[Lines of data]
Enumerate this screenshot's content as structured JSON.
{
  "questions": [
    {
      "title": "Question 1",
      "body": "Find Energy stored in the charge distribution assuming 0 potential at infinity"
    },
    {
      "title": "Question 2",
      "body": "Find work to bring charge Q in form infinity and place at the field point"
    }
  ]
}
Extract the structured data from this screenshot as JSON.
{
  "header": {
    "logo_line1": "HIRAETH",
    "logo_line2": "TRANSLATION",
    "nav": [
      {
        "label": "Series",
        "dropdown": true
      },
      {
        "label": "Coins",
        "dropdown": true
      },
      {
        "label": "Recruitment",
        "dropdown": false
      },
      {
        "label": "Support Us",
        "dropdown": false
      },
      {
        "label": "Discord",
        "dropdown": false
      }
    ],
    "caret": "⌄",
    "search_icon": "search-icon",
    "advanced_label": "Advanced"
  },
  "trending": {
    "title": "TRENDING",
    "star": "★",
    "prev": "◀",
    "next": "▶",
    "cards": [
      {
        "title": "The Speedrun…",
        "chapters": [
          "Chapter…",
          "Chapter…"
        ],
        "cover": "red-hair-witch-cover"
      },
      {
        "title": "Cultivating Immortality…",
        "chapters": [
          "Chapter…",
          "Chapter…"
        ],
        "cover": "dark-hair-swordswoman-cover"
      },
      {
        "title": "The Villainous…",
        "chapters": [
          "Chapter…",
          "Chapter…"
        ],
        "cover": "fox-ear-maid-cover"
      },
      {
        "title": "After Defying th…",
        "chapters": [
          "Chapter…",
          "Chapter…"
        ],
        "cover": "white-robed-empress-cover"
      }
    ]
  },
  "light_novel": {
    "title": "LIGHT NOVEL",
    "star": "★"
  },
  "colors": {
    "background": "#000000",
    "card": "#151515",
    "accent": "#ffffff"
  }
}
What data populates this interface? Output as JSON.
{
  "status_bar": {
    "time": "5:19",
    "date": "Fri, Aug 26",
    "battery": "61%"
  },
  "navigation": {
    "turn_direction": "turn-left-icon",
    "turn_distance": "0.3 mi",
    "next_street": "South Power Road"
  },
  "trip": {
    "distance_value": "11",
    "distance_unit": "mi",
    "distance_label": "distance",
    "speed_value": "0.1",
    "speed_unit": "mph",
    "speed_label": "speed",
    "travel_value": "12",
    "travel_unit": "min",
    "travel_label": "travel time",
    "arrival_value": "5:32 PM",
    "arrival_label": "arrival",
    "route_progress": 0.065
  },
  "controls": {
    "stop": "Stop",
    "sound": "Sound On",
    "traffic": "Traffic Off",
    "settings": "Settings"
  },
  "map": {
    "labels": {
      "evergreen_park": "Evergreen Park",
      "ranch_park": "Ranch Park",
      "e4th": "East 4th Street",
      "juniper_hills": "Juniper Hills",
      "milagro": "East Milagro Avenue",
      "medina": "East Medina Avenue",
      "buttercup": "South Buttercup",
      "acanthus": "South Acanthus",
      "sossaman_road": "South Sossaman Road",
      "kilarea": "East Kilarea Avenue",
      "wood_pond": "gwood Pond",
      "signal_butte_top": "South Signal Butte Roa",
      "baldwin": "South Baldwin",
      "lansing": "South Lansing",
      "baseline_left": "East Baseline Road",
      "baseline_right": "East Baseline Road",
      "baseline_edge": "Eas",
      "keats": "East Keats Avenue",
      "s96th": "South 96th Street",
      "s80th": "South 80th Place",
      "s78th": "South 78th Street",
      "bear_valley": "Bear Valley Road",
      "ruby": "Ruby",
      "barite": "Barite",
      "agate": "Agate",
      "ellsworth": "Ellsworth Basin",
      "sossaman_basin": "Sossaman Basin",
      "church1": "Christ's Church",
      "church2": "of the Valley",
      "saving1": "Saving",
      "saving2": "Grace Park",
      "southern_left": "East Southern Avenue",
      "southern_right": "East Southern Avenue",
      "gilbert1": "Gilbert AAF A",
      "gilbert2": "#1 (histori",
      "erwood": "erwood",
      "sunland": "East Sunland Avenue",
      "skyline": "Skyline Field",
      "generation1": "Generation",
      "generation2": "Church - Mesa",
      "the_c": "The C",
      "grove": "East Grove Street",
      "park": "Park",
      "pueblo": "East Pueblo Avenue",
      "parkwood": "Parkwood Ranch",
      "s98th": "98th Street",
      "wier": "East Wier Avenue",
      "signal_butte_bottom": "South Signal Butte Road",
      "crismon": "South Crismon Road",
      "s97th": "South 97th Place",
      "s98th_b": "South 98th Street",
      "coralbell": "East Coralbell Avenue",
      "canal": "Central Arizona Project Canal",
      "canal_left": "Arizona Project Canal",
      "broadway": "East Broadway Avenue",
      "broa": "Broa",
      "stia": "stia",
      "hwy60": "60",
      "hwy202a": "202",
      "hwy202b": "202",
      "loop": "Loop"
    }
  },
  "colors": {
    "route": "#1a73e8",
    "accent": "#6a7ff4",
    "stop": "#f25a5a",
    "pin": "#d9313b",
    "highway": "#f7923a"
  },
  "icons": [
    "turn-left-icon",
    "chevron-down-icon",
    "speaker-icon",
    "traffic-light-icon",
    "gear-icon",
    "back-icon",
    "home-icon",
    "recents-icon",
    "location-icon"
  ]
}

Problem: Output nothing but the number of lines in the data containing the string "screenshot".

Written response: 2